JavaScript parser API

David Herman dherman at mozilla.com
Tue Jun 28 17:21:01 PDT 2011


Yeah, tough questions. I don't know. I tried to make the API flexible by allowing custom builders, and in fact if you look at the test suite you'll see I did a proof-of-concept showing how you could generate the format that Mark mentioned:

    http://hg.mozilla.org/tracemonkey/file/2ce7546583ff/js/src/tests/js1_8_5/extensions/reflect-parse.js#l1051

But there are also tough questions about what the parser should do with engine-specific language extensions.

I agree about the issue of multiple parsers. The reason I was able to do the SpiderMonkey library fairly easily was that I simply reflect exactly the parser that exists. But to have a standards-compliant parser, we'd probably have to write a separate parser. That's definitely a tall order.

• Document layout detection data
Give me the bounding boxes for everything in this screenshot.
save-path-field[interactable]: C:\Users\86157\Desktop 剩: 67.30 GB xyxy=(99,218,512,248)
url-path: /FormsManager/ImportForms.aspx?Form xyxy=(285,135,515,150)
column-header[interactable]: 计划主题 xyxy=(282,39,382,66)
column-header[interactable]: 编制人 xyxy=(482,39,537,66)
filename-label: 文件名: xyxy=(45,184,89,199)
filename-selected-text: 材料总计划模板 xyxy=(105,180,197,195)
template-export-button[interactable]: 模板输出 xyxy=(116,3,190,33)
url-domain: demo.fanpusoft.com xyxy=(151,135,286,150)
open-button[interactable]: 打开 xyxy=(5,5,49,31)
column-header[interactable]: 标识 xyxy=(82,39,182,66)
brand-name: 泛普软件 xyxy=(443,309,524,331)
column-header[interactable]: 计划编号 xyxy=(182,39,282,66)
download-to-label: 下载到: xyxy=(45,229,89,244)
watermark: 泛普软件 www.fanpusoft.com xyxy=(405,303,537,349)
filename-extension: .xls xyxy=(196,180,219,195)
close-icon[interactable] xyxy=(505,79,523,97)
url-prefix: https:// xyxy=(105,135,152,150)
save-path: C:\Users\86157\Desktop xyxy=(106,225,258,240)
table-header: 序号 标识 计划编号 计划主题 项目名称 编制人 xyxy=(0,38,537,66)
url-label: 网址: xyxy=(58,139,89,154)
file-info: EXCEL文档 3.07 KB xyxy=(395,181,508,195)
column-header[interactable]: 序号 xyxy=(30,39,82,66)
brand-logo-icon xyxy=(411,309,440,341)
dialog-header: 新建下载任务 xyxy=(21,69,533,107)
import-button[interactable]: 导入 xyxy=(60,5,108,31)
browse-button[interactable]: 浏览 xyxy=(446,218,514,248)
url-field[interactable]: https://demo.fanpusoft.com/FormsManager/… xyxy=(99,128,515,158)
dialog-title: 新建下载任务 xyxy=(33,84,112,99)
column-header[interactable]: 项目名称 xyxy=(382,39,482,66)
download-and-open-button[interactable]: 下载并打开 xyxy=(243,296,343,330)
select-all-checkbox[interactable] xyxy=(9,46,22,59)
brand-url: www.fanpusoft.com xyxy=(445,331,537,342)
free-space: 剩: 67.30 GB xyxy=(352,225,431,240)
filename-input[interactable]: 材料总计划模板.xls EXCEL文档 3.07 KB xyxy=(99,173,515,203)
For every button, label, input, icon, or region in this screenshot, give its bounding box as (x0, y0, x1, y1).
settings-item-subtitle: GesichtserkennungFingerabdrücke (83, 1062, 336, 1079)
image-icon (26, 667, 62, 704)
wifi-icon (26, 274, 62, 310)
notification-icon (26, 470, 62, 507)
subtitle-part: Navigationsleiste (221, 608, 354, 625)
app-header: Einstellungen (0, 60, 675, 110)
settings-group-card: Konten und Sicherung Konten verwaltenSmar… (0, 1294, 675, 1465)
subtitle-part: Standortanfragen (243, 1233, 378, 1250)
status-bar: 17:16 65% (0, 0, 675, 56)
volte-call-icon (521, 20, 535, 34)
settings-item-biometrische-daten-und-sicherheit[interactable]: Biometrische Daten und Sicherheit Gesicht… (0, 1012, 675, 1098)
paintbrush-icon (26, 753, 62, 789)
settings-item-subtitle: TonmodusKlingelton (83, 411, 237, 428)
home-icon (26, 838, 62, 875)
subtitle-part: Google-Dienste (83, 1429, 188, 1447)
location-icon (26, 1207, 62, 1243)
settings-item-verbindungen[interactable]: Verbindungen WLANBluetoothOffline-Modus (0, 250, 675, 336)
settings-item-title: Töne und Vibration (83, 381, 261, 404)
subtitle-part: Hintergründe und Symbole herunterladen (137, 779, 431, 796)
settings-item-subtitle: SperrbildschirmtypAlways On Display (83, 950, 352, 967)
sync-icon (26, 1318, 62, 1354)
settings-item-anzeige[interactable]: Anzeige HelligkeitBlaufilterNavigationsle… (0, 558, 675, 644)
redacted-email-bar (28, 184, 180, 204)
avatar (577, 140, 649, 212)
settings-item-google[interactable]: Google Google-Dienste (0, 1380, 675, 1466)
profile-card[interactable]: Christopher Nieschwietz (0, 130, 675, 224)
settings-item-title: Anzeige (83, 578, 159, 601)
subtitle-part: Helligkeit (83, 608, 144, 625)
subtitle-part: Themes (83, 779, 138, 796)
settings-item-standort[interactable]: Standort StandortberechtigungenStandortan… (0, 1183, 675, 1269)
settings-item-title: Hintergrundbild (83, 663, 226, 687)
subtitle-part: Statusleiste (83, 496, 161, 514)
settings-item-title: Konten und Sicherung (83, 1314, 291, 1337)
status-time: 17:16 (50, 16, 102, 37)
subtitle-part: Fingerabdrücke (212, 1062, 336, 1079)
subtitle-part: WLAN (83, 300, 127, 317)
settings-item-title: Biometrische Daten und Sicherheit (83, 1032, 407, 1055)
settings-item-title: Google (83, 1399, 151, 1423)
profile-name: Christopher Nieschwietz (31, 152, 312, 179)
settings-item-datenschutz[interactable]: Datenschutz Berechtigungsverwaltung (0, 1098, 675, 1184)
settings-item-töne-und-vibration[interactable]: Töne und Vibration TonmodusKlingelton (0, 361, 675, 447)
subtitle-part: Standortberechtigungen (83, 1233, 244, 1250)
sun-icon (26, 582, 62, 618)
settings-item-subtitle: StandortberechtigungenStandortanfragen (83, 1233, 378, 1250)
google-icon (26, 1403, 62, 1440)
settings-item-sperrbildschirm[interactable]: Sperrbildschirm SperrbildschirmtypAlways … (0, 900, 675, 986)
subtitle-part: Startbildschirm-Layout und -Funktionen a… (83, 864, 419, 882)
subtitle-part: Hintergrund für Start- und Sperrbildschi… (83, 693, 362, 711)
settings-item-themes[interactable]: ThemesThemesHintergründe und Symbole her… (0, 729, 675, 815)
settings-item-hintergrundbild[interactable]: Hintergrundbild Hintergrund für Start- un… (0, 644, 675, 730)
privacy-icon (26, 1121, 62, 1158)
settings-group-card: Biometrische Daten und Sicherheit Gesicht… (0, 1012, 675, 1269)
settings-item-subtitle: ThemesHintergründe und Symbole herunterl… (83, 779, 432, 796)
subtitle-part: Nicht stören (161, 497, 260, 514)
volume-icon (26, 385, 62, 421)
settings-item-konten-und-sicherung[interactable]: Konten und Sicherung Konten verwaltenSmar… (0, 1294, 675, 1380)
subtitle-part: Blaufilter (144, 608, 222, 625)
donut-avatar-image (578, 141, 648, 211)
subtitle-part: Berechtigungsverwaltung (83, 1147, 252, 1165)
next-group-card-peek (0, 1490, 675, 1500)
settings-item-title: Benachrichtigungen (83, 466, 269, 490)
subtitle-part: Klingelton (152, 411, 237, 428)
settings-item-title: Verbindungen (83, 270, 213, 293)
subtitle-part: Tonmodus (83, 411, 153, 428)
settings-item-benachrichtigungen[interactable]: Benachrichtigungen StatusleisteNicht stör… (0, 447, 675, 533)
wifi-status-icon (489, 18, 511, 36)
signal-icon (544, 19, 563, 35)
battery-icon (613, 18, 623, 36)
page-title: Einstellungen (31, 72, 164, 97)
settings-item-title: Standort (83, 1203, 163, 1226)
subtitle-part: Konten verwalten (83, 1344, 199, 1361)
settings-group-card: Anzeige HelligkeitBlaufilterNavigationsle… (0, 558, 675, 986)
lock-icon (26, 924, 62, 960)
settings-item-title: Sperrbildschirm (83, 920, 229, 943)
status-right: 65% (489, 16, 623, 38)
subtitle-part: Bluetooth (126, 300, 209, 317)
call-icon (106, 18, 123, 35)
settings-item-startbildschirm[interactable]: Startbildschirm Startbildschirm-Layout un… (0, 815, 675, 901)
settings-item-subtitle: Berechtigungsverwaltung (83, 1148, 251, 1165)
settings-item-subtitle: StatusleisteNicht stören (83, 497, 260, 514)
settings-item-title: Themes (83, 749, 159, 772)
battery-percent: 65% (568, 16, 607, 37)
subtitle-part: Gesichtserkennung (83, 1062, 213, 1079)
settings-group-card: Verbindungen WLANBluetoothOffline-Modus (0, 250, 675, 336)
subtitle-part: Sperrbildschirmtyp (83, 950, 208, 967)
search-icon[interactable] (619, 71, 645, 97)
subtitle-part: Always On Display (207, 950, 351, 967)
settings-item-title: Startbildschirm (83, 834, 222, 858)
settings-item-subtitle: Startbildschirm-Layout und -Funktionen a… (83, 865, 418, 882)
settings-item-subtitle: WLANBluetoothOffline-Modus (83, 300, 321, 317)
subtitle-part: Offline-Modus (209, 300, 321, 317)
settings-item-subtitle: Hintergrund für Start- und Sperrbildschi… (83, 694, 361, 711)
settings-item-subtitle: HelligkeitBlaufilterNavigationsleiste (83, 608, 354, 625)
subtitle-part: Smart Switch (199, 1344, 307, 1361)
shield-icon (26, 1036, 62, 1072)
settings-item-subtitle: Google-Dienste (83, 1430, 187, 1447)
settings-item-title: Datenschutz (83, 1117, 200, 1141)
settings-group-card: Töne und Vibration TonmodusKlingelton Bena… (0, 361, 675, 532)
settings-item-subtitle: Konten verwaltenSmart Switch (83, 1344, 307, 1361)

• EXERCISE INSTRUCTIONS
- 1) Switch "SpiderMonkey" to "Rhino" and copy out the JavaScript parser API message from "JavaScript parser API" up to and including "a tall order.".
- 2) Pick up the JavaScript parser API message after its final sentence and continue writing it.
The rows play no part in this work.

• ANSWERS
- 1)
JavaScript parser API

David Herman dherman at mozilla.com
Tue Jun 28 17:21:01 PDT 2011


Yeah, tough questions. I don't know. I tried to make the API flexible by allowing custom builders, and in fact if you look at the test suite you'll see I did a proof-of-concept showing how you could generate the format that Mark mentioned:

    http://hg.mozilla.org/tracemonkey/file/2ce7546583ff/js/src/tests/js1_8_5/extensions/reflect-parse.js#l1051

But there are also tough questions about what the parser should do with engine-specific language extensions.

I agree about the issue of multiple parsers. The reason I was able to do the Rhino library fairly easily was that I simply reflect exactly the parser that exists. But to have a standards-compliant parser, we'd probably have to write a separate parser. That's definitely a tall order.

- 2)
Dave

On Jun 28, 2011, at 4:02 PM, Mike Shaver wrote:

> On Tue, Jun 28, 2011 at 6:34 PM, Axel Rauschmayer <axel at rauschma.de> wrote:
>> http://blog.mozilla.com/dherman/2011/06/28/the-js-parser-api-has-landed/
>> 
>> I’ve just read D. Herman’s post on Firefox’s parser API. Is there any chance that this kind of API will make it into Harmony? It would be really useful for a variety of generative/meta-programming tasks.
> 
> I'm interested in this too, for a number of applications, but I keep
> getting stuck on one thing.
> 
> Would you standardize the resulting parse tree, too?  That would
> probably mean that every engine would have two parsers, since I'm sure
> we produce different parse trees right now, and wouldn't want to lock
> down our parser mechanics for all time.
> 
> If you don't standardize the parse tree, is it still useful?  More
> useful than just using narcissus or whatever other parsing libraries
> exist?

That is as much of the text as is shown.